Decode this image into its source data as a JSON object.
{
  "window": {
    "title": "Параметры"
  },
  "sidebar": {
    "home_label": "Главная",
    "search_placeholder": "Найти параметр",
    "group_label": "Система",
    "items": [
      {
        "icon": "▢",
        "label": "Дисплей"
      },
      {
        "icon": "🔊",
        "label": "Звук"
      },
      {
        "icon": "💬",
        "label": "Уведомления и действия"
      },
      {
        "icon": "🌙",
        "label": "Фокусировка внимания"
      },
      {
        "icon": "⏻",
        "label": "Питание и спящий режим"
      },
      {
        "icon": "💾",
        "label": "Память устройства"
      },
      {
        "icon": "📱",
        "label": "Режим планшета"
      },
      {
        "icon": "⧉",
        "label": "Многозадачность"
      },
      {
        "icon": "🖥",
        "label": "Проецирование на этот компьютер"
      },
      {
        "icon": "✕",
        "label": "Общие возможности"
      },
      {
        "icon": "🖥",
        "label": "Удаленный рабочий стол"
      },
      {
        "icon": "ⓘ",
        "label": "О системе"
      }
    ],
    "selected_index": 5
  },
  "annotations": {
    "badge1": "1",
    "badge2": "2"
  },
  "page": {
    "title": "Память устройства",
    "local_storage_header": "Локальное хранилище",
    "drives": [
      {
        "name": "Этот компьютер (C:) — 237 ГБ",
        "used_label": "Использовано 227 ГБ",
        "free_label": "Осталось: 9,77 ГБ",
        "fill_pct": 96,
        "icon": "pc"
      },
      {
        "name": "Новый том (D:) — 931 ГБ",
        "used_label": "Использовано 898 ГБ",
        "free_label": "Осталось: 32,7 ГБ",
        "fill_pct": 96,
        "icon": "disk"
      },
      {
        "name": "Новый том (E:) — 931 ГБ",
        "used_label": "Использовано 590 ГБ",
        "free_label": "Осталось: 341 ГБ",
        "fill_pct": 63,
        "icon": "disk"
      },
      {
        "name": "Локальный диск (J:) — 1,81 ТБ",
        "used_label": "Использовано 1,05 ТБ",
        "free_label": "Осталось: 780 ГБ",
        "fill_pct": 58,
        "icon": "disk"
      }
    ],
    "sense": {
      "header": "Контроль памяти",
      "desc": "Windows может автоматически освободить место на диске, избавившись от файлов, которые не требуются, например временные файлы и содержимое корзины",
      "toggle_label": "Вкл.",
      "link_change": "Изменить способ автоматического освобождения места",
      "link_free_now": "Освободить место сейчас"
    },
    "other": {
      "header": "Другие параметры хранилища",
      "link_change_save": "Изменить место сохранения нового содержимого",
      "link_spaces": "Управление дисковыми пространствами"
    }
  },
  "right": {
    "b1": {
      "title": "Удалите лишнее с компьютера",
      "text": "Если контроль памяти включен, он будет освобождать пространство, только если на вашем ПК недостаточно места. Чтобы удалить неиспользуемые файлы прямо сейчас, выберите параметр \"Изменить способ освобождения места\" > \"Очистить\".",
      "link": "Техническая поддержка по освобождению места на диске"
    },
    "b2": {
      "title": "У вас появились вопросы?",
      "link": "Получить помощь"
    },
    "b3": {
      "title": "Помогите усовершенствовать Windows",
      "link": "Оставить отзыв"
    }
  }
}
---*---
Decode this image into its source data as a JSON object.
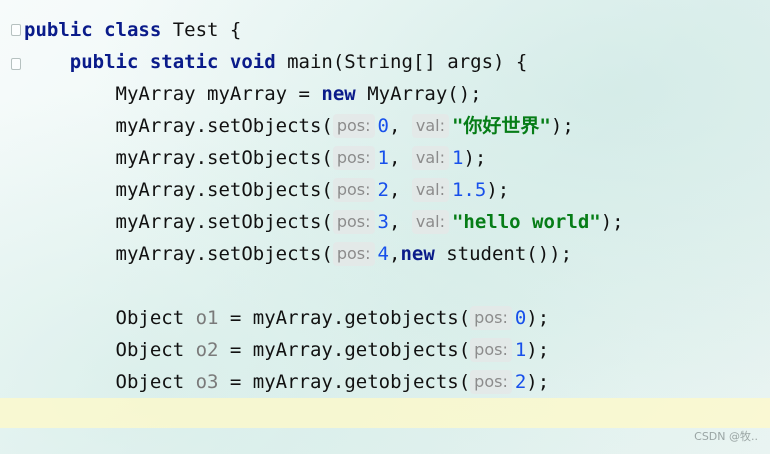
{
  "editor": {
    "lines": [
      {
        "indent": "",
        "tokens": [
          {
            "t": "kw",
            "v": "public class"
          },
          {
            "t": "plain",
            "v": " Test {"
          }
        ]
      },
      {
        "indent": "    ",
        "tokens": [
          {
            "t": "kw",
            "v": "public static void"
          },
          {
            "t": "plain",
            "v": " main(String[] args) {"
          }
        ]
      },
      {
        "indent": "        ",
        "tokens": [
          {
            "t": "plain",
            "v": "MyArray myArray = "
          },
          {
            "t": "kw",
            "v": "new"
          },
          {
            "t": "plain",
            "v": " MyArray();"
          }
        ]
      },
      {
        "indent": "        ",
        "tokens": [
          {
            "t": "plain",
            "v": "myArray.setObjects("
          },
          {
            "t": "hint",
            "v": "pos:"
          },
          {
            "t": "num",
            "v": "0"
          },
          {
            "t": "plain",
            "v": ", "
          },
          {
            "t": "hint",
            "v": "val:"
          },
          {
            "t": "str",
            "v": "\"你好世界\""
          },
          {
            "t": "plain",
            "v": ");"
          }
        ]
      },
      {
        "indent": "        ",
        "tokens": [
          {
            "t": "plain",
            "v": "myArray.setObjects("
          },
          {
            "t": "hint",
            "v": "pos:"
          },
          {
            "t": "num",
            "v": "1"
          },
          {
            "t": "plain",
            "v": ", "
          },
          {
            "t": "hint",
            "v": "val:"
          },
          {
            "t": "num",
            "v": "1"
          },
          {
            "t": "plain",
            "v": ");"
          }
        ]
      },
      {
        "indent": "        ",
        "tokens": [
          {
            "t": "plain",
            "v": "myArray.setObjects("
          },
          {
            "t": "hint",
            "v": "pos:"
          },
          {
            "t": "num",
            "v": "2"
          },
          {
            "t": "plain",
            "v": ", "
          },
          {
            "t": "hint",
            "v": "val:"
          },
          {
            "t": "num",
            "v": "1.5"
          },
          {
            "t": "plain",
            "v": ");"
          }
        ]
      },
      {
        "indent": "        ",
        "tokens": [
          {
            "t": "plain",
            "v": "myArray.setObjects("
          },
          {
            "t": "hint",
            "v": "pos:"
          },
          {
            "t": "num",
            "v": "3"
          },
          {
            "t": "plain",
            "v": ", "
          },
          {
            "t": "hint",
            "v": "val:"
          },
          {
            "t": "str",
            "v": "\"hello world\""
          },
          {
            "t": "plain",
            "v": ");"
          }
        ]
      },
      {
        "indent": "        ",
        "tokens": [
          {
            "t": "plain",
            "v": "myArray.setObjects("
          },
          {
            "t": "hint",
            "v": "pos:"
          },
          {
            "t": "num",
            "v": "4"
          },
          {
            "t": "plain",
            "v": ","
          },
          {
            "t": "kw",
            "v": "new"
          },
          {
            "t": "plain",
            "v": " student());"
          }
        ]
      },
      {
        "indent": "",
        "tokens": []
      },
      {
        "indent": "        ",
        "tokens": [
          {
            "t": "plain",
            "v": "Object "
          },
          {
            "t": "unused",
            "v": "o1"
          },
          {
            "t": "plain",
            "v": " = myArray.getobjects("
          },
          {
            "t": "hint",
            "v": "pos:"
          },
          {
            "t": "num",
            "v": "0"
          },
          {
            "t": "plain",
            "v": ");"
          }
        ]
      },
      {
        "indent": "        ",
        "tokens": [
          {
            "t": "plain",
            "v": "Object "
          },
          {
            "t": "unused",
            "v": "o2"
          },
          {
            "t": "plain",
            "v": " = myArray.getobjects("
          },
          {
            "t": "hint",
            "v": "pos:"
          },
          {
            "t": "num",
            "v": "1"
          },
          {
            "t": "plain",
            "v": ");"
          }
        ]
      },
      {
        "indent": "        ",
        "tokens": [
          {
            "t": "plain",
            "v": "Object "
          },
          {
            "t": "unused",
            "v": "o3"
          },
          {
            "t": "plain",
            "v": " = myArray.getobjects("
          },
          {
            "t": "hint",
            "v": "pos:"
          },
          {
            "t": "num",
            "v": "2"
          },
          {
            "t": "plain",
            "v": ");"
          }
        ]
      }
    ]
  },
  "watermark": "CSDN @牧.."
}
---*---
• Task statement
Return each line that includes "Память".

• The result
        "label": "Память устройства"
    "title": "Память устройства",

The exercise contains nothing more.